__ACTIONS TO TAKE__.
**a)** Reproduce the passage of the Canadian Solar article that begins at the words "Fourth-quarter results weren't" and ends after "source: Getty Images.".
**b)** Answer these from the Canadian Solar article:
(i) How many gigawatts of modules did Canadian Solar ship in the fourth quarter of 2018?
(ii) What net income did the company report for 2018?
(iii) How much 2019 revenue were analysts expecting?
* Begin SOURCE TEXT *
Shares of Canadian Solar (NASDAQ: CSIQ) fell as much as 18.7% in trading Thursday after the company reported fourth-quarter 2018 earnings . At 3:15 p.m. EDT, shares were still down 18.8% on the day.
Fourth-quarter results weren't particularly startling for Canadian Solar. Module shipments were 1.95 gigawatts (GW) versus guidance of 1.9 GW to 1.95 GW. Revenue was $901 million and earnings were $99.5 million, or $1.61 per share on a non- GAAP basis.
Image source: Getty Images.
Where investors really saw weakness was in guidance for 2019. Management said it expects to ship 1.3 GW to 1.4 GW in the first quarter (which is almost over) and report $450 million to $480 million of revenue, and gross margin of 16% to 18%. For the full year, the company expects 7.4 GW to 7.8 GW of shipments and $3.5 billion to $3.8 billion of revenue. Net income is also expected to be down from the $237.1 million reported in 2018. For context, analysts were expecting $3.94 billion in revenue.
* End SOURCE TEXT *
* Begin DATASET EXCERPT *
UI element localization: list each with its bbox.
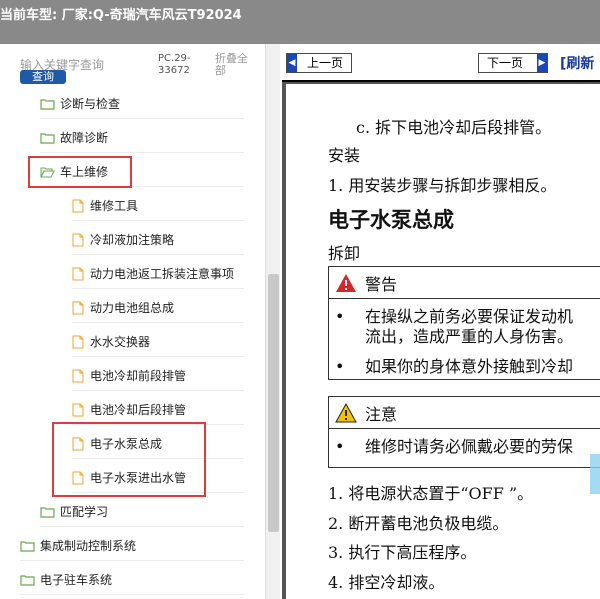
* End DATASET EXCERPT *
__ANSWER LIST__.
**a)**
Fourth-quarter results weren't particularly startling for Canadian Solar. Module shipments were 1.95 gigawatts (GW) versus guidance of 1.9 GW to 1.95 GW. Revenue was $901 million and earnings were $99.5 million, or $1.61 per share on a non- GAAP basis.
Image source: Getty Images.

**b)**
(i) 1.95 GW
(ii) $237.1 million
(iii) $3.94 billion